[Dataset rows about figures]
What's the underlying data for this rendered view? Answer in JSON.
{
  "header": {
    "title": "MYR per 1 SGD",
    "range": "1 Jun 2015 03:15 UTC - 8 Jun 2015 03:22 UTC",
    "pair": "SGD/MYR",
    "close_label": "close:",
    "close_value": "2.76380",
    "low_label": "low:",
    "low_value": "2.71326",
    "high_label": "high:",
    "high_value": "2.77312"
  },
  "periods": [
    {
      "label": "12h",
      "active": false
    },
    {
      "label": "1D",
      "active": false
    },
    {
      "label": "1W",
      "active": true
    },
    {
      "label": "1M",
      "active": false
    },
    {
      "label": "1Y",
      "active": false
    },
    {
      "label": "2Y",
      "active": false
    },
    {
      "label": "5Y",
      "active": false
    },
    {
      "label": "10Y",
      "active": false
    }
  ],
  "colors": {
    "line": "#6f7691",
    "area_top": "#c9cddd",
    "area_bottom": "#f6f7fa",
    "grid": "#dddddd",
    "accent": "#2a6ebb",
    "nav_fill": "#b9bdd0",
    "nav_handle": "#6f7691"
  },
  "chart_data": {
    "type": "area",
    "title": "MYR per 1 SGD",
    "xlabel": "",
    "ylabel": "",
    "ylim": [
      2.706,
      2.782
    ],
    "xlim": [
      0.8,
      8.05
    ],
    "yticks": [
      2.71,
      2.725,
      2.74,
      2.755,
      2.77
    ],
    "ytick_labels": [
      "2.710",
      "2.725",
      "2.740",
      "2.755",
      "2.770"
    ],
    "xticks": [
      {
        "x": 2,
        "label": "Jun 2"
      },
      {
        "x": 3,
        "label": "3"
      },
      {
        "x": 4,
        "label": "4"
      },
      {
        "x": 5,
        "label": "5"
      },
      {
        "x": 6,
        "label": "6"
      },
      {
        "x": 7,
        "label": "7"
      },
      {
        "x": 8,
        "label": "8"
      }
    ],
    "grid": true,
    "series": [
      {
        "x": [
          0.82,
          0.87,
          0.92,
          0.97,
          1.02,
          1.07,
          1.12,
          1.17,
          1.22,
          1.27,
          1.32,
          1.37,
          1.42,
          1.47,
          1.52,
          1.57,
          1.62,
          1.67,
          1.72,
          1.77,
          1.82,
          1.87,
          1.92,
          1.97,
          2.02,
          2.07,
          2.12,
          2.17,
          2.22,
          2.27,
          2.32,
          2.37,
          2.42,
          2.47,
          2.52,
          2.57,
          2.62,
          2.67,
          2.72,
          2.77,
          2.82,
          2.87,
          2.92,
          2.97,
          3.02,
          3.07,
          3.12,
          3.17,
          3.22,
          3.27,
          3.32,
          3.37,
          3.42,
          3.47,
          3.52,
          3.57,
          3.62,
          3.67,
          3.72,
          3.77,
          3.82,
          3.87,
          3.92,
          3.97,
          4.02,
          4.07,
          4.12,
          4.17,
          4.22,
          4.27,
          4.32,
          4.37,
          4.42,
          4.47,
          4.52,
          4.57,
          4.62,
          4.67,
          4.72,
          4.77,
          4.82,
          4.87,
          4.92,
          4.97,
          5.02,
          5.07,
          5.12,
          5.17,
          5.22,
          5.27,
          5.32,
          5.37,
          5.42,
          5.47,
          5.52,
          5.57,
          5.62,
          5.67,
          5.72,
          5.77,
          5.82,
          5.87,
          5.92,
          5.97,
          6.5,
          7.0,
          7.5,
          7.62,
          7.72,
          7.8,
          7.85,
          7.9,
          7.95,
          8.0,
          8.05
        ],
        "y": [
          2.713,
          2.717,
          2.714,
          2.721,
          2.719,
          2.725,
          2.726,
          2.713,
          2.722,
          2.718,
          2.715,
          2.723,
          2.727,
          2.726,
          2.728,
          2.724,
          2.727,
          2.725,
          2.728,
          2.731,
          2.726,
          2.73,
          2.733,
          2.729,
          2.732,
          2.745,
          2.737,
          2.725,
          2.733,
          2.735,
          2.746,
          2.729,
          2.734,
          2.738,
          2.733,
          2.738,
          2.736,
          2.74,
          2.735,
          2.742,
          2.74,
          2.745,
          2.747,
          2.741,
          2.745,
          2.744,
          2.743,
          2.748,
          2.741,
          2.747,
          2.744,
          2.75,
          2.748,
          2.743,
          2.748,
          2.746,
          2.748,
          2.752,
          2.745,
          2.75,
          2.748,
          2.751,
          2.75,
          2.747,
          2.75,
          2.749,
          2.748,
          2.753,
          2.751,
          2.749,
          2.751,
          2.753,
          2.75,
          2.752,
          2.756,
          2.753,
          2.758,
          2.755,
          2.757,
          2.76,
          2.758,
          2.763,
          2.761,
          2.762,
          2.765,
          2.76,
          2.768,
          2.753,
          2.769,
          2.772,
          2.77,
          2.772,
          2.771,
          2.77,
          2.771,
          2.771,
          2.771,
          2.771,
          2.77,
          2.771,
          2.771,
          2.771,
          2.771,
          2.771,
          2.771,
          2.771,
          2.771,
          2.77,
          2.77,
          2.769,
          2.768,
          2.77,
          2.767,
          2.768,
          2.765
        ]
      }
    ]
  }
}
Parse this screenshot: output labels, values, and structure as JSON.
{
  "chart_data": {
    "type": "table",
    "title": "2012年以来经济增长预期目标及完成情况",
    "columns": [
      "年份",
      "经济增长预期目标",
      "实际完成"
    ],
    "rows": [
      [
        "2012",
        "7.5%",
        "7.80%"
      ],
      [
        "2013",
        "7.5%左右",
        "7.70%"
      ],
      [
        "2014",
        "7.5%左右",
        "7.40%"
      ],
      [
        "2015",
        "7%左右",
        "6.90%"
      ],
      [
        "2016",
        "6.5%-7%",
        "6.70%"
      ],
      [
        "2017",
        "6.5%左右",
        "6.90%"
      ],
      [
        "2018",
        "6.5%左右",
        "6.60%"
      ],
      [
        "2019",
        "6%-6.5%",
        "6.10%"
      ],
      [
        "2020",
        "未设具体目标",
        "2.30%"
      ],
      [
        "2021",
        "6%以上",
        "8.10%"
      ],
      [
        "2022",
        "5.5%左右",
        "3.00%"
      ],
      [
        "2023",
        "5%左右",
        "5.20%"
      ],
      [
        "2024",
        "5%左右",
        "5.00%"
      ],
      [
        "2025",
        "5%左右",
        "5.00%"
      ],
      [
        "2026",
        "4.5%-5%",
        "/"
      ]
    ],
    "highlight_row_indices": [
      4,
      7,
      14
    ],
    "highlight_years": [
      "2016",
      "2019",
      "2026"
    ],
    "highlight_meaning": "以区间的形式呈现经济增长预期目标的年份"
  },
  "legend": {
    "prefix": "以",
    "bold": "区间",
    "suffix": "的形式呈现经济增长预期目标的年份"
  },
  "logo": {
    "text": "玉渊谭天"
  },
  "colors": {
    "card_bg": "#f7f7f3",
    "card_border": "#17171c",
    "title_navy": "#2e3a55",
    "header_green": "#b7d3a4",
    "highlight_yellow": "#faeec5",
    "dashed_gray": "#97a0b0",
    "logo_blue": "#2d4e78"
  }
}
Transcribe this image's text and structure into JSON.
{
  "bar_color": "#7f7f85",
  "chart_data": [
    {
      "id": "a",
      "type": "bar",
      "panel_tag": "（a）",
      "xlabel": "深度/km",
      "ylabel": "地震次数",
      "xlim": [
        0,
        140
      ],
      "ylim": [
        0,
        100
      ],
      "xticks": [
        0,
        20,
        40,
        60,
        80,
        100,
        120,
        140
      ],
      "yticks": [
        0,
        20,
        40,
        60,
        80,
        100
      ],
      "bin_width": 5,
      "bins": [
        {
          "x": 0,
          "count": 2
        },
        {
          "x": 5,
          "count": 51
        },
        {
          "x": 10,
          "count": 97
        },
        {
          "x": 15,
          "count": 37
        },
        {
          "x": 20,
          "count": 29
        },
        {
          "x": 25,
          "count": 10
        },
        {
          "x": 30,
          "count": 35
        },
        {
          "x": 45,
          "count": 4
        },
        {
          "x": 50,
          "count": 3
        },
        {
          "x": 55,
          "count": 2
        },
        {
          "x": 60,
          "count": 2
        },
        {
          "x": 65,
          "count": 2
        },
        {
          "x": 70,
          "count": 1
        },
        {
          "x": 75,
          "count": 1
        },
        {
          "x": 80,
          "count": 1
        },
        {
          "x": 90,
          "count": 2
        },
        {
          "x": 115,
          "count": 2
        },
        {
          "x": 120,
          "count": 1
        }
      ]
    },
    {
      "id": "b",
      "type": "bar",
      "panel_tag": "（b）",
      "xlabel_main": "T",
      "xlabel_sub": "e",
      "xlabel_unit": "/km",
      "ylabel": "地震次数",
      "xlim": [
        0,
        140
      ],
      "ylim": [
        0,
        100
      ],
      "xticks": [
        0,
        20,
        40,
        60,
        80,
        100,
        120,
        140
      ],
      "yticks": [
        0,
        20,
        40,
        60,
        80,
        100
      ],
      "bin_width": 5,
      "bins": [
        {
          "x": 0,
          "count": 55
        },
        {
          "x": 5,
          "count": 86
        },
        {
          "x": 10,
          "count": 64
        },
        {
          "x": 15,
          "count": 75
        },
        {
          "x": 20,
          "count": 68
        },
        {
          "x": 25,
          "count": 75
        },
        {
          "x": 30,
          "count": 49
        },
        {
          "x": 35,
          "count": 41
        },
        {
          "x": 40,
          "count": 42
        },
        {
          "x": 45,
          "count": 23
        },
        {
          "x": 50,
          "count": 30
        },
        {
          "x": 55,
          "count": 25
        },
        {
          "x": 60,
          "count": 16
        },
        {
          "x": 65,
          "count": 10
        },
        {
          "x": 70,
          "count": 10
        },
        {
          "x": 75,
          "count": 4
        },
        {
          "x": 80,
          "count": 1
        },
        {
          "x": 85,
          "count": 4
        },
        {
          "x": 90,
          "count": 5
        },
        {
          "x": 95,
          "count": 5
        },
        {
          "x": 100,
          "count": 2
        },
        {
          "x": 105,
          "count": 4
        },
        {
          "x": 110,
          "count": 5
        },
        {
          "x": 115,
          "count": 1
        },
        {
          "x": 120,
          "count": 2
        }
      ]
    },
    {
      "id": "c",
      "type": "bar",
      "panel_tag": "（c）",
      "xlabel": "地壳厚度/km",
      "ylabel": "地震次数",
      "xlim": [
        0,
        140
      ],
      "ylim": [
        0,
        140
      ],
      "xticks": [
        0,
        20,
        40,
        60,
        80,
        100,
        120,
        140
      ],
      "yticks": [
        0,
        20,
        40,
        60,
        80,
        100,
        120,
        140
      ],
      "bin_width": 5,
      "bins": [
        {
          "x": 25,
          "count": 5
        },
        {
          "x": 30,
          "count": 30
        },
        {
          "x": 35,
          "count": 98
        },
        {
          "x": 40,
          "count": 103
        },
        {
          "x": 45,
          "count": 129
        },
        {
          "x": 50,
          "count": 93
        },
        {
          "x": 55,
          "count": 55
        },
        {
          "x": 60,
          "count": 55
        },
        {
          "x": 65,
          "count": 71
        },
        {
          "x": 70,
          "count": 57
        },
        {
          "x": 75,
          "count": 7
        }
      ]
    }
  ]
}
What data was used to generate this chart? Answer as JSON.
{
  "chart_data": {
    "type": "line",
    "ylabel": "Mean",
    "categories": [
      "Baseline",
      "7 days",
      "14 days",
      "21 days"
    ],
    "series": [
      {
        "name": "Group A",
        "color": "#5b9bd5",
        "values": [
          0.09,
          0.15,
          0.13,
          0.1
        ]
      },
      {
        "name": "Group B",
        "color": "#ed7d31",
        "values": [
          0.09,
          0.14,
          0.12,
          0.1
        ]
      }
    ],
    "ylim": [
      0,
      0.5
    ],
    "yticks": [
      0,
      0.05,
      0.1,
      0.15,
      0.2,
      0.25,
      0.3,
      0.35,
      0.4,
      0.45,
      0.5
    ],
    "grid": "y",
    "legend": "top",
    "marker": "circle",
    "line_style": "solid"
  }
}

## BRIEF
Count up the lines in the listing that hold the word "Answer", and give that number only.

## RESULT FOR THIS EXERCISE
2